■ **EXERCISE**: Copy all entries without alteration and skip the pictures they hold.

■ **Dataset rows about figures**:
* * *
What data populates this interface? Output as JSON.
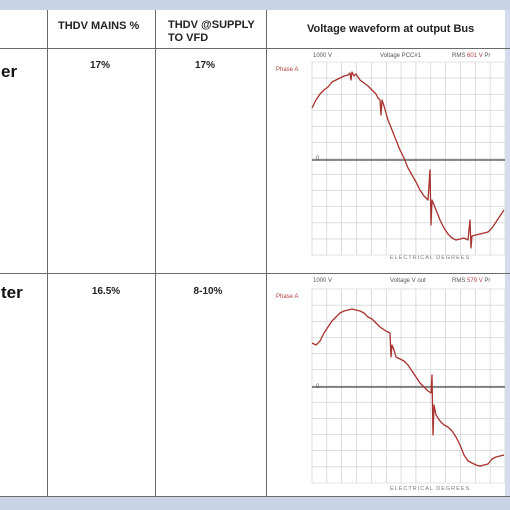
{
  "table": {
    "headers": {
      "col_mains": "THDV MAINS %",
      "col_supply_line1": "THDV @SUPPLY",
      "col_supply_line2": "TO  VFD",
      "col_wave": "Voltage waveform at output Bus"
    },
    "rows": [
      {
        "label": "er",
        "thdv_mains": "17%",
        "thdv_supply": "17%",
        "scope": {
          "scale": "1000 V",
          "title": "Voltage PCC#1",
          "rms_label": "RMS",
          "rms_value": "601 V",
          "extra": "Pr",
          "phase": "Phase A",
          "zero_label": "0",
          "x_caption": "ELECTRICAL DEGREES"
        }
      },
      {
        "label": "ter",
        "thdv_mains": "16.5%",
        "thdv_supply": "8-10%",
        "scope": {
          "scale": "1000 V",
          "title": "Voltage V out",
          "rms_label": "RMS",
          "rms_value": "579 V",
          "extra": "Pr",
          "phase": "Phase A",
          "zero_label": "0",
          "x_caption": "ELECTRICAL DEGREES"
        }
      }
    ]
  },
  "colors": {
    "waveform": "#a8322e",
    "grid": "#c8c8c8",
    "zero_axis": "#444444",
    "frame_tint": "#c9d3e6"
  }
}
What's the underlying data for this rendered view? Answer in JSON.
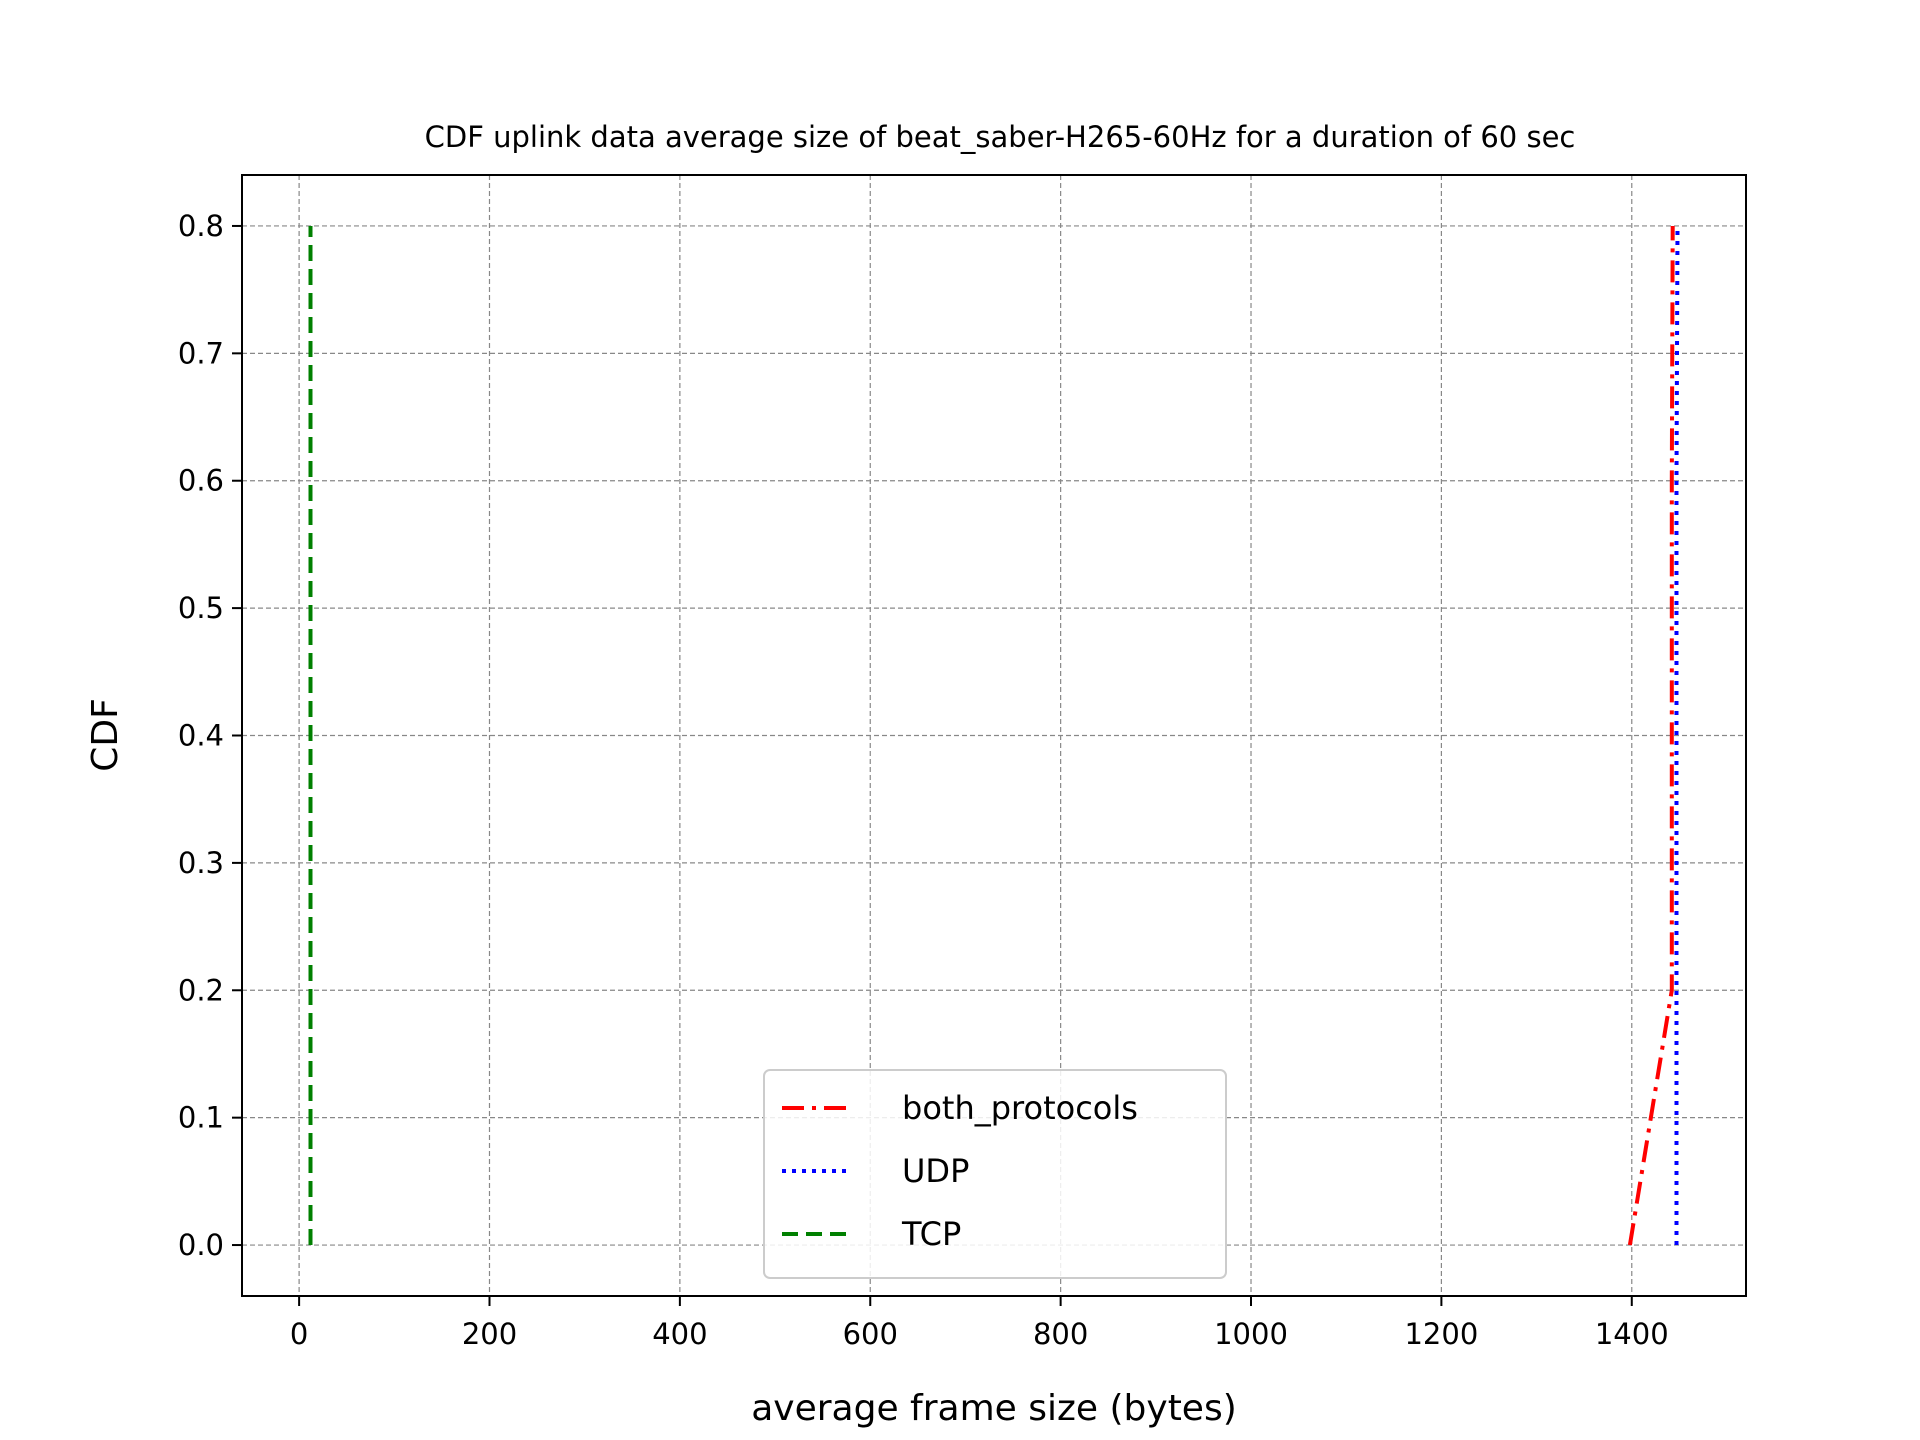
* * *
■ **EXERCISE RESULT**:
What data populates this interface? Output as JSON.
{
  "table": {
    "headers": {
      "col_mains": "THDV MAINS %",
      "col_supply_line1": "THDV @SUPPLY",
      "col_supply_line2": "TO  VFD",
      "col_wave": "Voltage waveform at output Bus"
    },
    "rows": [
      {
        "label": "er",
        "thdv_mains": "17%",
        "thdv_supply": "17%",
        "scope": {
          "scale": "1000 V",
          "title": "Voltage PCC#1",
          "rms_label": "RMS",
          "rms_value": "601 V",
          "extra": "Pr",
          "phase": "Phase A",
          "zero_label": "0",
          "x_caption": "ELECTRICAL DEGREES"
        }
      },
      {
        "label": "ter",
        "thdv_mains": "16.5%",
        "thdv_supply": "8-10%",
        "scope": {
          "scale": "1000 V",
          "title": "Voltage V out",
          "rms_label": "RMS",
          "rms_value": "579 V",
          "extra": "Pr",
          "phase": "Phase A",
          "zero_label": "0",
          "x_caption": "ELECTRICAL DEGREES"
        }
      }
    ]
  },
  "colors": {
    "waveform": "#a8322e",
    "grid": "#c8c8c8",
    "zero_axis": "#444444",
    "frame_tint": "#c9d3e6"
  }
}
What's the underlying data for this rendered view? Answer in JSON.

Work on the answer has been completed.